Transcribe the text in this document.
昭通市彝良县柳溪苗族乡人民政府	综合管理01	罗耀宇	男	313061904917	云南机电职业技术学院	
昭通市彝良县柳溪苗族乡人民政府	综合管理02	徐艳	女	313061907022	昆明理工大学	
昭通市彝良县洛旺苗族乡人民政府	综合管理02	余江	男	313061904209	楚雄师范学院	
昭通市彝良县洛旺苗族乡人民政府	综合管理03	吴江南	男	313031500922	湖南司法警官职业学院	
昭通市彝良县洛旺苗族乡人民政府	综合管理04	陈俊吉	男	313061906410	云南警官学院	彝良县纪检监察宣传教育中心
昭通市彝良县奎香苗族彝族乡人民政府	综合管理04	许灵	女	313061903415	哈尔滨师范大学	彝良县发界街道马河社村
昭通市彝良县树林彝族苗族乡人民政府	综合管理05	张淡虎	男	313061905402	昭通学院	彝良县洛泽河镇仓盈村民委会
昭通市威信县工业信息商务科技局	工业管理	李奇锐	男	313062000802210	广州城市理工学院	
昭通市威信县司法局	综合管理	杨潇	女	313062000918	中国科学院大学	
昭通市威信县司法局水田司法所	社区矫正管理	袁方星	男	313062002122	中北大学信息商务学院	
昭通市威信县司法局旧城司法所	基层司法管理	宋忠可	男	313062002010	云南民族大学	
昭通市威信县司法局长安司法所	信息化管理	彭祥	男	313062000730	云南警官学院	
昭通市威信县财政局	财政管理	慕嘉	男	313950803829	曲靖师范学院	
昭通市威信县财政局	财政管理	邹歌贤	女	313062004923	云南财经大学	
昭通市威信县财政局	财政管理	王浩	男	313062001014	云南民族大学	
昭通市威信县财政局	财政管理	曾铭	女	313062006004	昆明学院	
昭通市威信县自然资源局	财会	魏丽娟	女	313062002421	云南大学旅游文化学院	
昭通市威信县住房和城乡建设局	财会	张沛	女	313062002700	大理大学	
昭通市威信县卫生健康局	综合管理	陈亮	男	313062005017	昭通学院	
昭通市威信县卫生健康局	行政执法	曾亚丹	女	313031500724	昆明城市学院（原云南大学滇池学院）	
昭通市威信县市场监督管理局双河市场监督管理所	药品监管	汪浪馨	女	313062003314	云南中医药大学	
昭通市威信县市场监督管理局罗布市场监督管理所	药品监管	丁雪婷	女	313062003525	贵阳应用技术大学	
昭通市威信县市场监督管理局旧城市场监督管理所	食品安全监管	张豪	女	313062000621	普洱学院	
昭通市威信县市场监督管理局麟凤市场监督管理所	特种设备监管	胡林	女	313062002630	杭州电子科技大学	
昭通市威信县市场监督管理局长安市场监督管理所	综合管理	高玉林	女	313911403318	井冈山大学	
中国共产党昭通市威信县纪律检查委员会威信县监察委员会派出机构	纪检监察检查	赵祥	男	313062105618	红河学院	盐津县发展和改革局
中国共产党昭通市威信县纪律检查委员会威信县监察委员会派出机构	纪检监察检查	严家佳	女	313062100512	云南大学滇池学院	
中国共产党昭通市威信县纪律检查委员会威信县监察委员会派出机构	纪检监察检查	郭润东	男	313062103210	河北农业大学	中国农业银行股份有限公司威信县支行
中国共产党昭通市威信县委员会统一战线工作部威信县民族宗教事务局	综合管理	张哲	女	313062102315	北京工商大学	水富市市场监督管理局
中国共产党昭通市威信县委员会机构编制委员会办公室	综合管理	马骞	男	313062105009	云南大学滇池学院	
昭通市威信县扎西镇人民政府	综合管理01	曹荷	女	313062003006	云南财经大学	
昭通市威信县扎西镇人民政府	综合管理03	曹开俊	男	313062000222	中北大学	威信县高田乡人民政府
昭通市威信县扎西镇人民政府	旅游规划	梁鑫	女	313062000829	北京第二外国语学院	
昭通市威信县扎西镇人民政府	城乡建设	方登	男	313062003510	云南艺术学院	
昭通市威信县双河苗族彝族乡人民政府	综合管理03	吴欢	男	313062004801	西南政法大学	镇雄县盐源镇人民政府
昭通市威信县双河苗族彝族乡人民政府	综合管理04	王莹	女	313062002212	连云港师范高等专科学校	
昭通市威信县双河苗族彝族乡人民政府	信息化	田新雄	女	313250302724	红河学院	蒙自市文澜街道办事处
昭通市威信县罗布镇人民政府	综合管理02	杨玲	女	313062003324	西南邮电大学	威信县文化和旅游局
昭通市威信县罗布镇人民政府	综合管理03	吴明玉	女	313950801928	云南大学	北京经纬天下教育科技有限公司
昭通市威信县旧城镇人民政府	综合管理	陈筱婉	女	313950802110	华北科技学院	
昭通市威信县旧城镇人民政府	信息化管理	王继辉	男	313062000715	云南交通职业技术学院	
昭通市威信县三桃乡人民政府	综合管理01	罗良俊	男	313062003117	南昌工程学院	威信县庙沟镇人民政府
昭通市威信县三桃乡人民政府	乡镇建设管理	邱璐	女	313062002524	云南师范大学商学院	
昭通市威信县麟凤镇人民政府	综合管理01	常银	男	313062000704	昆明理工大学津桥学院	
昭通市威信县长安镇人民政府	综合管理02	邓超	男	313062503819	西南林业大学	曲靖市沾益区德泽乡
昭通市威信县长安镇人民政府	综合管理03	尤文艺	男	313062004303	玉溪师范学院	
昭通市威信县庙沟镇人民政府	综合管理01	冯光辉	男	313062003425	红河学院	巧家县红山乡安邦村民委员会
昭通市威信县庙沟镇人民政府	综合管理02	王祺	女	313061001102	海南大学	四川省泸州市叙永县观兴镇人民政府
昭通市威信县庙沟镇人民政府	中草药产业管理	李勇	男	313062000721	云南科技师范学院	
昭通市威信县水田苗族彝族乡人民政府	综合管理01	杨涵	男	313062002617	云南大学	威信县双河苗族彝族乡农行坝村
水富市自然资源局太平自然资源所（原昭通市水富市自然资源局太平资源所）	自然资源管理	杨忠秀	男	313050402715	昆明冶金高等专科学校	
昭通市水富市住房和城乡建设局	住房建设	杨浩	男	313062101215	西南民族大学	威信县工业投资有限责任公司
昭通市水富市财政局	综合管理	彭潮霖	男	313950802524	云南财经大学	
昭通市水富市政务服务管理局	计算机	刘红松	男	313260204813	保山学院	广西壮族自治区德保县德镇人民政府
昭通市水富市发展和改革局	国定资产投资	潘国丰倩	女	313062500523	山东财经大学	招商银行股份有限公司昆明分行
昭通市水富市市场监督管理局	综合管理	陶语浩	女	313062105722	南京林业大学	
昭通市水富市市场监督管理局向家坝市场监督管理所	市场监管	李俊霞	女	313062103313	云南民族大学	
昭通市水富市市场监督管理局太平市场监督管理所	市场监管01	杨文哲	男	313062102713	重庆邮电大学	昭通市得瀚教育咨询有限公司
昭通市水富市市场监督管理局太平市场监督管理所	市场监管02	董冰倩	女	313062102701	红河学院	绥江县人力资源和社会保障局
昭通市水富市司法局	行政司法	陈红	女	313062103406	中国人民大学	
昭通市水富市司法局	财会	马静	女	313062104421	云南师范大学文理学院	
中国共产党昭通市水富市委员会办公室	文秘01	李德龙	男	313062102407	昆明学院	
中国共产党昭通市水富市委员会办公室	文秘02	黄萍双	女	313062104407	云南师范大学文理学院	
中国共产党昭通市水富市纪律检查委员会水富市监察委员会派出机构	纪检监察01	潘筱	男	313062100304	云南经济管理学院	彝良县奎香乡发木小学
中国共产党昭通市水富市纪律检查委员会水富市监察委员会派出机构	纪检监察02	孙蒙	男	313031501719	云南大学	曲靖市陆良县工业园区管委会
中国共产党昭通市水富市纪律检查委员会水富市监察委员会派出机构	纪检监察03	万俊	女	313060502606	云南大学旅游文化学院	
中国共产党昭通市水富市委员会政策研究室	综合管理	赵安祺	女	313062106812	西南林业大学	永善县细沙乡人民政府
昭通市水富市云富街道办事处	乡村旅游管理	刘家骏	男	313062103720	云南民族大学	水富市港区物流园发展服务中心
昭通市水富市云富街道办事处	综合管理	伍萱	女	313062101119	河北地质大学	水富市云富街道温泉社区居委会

====================

Search the entries for the word "昭通市水富市司法局", then list each line that holds it.

昭通市水富市司法局	行政司法	陈红	女	313062103406	中国人民大学	
昭通市水富市司法局	财会	马静	女	313062104421	云南师范大学文理学院	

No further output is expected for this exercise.